What the exercise asks — In the lines below, how many hold the word "Søndre"? Answer only with the number.

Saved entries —
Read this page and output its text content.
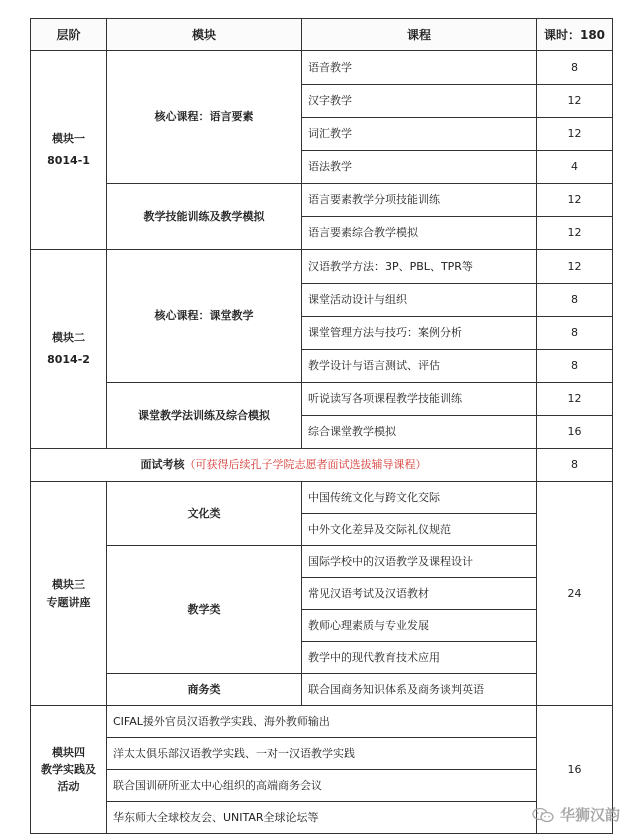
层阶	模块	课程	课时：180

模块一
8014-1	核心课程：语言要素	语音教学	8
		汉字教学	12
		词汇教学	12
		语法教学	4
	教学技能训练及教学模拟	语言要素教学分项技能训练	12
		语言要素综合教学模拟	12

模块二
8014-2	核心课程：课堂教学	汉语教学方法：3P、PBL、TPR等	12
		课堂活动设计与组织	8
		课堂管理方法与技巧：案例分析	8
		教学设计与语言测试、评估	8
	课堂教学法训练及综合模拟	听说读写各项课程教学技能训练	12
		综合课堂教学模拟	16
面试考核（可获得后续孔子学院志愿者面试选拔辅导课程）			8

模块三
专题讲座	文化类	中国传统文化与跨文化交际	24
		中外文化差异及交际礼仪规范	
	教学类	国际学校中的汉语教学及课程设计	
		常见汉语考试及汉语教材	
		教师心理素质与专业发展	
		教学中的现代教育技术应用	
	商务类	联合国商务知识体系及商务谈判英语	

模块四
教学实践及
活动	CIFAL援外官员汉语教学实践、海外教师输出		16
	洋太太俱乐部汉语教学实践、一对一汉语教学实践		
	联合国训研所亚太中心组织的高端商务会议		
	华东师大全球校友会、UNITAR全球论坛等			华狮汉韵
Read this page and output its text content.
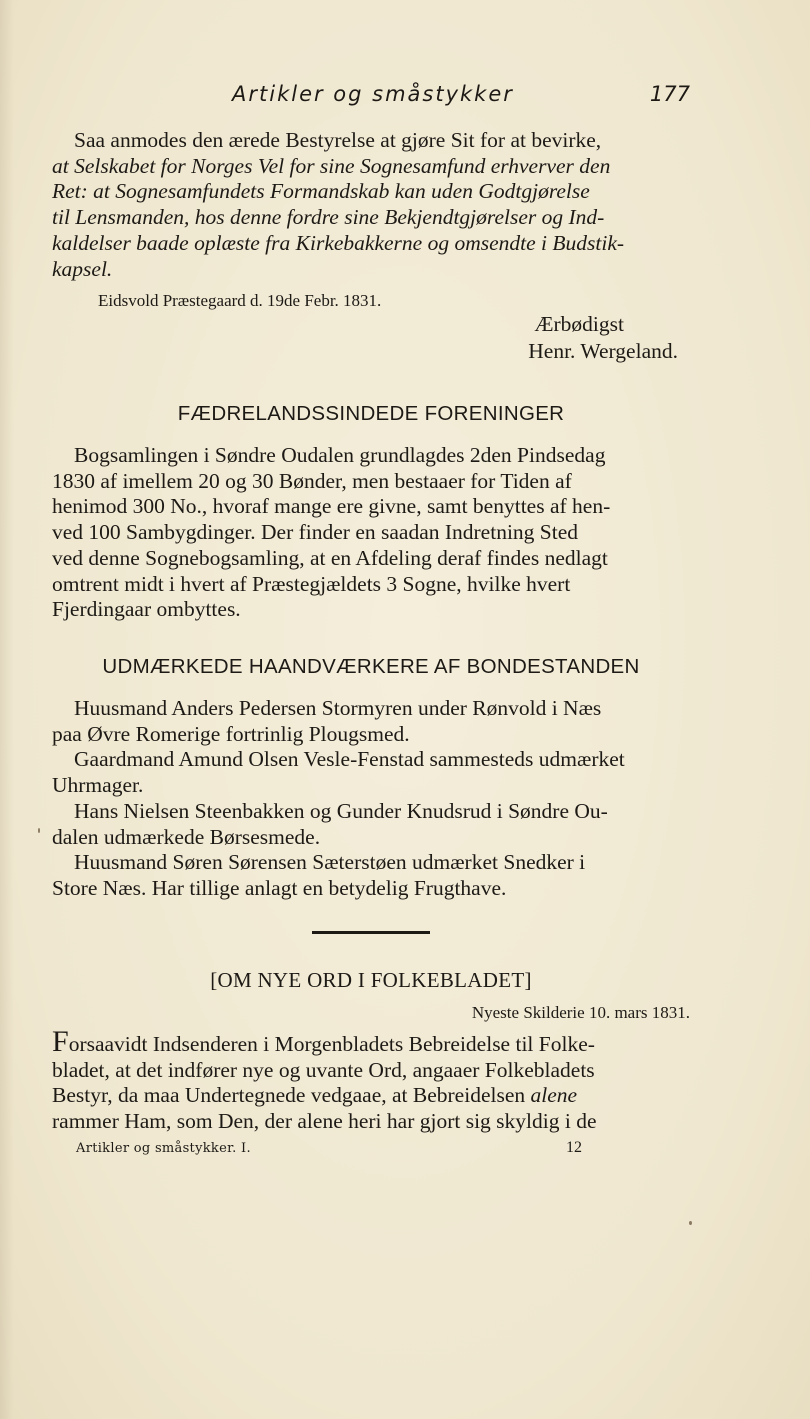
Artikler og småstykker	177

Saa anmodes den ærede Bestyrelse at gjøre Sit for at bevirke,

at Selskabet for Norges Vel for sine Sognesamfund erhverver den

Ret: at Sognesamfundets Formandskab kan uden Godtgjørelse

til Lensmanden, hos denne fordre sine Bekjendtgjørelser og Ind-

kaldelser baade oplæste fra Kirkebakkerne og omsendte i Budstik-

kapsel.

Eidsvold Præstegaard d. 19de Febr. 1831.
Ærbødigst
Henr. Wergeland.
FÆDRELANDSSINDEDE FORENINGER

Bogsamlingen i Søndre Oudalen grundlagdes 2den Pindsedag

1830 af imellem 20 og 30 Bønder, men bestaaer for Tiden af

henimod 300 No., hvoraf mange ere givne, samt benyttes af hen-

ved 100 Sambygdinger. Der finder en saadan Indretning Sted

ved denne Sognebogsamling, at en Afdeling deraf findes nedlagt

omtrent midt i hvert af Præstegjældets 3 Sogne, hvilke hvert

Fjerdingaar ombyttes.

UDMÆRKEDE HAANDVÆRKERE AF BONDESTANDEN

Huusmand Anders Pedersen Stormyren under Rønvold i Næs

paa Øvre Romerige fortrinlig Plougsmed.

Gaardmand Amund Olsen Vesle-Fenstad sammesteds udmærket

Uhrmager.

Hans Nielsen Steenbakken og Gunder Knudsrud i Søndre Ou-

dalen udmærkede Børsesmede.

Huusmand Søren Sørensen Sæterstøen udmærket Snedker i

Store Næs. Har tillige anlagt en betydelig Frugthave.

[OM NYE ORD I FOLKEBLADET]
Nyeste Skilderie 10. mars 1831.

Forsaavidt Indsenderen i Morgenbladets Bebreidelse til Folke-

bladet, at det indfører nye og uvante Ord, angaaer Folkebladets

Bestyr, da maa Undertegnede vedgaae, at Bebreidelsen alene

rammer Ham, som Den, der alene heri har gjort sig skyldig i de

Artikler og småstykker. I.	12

Task solution — 2